## Work instruction
Determine how many lines in the records below include the word "paper" and output that number alone.

## Dataset records
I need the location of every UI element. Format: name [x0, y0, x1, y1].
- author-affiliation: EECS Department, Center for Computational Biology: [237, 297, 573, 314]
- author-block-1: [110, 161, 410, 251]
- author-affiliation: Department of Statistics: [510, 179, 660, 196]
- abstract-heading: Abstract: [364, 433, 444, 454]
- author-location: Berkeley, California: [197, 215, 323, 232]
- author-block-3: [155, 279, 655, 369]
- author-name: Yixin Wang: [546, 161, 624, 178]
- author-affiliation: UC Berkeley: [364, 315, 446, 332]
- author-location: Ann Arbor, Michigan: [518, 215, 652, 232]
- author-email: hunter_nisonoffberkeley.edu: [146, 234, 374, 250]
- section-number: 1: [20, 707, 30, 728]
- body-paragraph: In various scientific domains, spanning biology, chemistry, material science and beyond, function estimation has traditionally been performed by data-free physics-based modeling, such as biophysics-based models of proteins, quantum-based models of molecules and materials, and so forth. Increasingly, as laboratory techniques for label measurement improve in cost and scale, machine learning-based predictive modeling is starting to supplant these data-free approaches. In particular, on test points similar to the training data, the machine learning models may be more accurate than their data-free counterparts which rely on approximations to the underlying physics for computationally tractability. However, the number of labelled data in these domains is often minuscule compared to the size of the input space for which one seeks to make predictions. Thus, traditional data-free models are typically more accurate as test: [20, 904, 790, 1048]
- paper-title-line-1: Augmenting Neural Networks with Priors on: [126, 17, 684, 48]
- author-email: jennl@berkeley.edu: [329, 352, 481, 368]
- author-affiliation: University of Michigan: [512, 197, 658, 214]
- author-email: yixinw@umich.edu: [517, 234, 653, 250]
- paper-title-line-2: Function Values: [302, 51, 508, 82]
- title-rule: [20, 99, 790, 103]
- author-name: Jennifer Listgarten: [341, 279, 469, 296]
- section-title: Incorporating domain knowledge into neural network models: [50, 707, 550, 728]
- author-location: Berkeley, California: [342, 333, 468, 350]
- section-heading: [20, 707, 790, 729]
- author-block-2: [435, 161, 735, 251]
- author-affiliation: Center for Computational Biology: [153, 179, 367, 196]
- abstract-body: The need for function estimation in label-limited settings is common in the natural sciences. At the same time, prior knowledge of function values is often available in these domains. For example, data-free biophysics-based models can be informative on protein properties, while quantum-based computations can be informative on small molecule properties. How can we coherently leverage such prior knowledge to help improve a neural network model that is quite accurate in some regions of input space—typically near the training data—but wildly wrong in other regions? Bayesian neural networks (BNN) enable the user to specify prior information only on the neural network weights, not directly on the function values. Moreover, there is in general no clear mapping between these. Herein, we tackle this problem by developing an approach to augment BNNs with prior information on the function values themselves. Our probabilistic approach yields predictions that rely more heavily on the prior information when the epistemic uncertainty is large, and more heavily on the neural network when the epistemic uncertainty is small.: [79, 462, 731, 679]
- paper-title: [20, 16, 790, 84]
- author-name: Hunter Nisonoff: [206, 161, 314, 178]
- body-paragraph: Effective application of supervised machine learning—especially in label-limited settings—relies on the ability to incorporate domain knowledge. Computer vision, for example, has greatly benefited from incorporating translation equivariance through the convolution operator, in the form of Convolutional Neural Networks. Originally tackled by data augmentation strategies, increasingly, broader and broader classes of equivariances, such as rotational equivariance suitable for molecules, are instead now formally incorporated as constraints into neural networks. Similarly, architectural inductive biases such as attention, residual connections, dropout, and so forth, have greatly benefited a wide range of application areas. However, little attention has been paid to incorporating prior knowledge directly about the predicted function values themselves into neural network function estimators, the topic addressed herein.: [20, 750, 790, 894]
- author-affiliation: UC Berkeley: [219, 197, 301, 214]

## Expected answer
3